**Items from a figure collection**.
"""
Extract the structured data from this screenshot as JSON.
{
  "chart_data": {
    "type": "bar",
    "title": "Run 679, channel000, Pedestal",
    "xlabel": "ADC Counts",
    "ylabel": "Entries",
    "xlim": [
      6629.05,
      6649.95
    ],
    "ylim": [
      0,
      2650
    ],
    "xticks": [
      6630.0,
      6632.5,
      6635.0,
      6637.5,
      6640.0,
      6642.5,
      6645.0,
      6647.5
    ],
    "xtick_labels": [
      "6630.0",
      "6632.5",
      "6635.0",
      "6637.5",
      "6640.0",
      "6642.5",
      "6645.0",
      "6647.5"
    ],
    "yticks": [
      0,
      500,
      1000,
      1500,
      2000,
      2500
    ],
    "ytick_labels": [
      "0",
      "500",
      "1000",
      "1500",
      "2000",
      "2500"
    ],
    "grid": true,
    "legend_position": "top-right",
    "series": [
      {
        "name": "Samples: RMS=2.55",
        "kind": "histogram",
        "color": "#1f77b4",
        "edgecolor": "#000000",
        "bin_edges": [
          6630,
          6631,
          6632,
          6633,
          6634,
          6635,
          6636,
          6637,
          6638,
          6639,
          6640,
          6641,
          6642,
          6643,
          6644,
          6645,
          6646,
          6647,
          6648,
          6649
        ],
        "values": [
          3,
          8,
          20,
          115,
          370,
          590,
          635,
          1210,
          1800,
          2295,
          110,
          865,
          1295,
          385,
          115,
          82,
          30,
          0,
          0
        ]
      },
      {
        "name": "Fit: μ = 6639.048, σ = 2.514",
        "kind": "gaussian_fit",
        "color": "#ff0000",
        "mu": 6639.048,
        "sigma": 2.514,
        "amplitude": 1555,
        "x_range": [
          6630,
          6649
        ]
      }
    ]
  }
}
"""
**Problem details**. Return each entry from above without altering a single character.

**Output below**.
Extract the structured data from this screenshot as JSON.
{
  "chart_data": {
    "type": "bar",
    "title": "Run 679, channel000, Pedestal",
    "xlabel": "ADC Counts",
    "ylabel": "Entries",
    "xlim": [
      6629.05,
      6649.95
    ],
    "ylim": [
      0,
      2650
    ],
    "xticks": [
      6630.0,
      6632.5,
      6635.0,
      6637.5,
      6640.0,
      6642.5,
      6645.0,
      6647.5
    ],
    "xtick_labels": [
      "6630.0",
      "6632.5",
      "6635.0",
      "6637.5",
      "6640.0",
      "6642.5",
      "6645.0",
      "6647.5"
    ],
    "yticks": [
      0,
      500,
      1000,
      1500,
      2000,
      2500
    ],
    "ytick_labels": [
      "0",
      "500",
      "1000",
      "1500",
      "2000",
      "2500"
    ],
    "grid": true,
    "legend_position": "top-right",
    "series": [
      {
        "name": "Samples: RMS=2.55",
        "kind": "histogram",
        "color": "#1f77b4",
        "edgecolor": "#000000",
        "bin_edges": [
          6630,
          6631,
          6632,
          6633,
          6634,
          6635,
          6636,
          6637,
          6638,
          6639,
          6640,
          6641,
          6642,
          6643,
          6644,
          6645,
          6646,
          6647,
          6648,
          6649
        ],
        "values": [
          3,
          8,
          20,
          115,
          370,
          590,
          635,
          1210,
          1800,
          2295,
          110,
          865,
          1295,
          385,
          115,
          82,
          30,
          0,
          0
        ]
      },
      {
        "name": "Fit: μ = 6639.048, σ = 2.514",
        "kind": "gaussian_fit",
        "color": "#ff0000",
        "mu": 6639.048,
        "sigma": 2.514,
        "amplitude": 1555,
        "x_range": [
          6630,
          6649
        ]
      }
    ]
  }
}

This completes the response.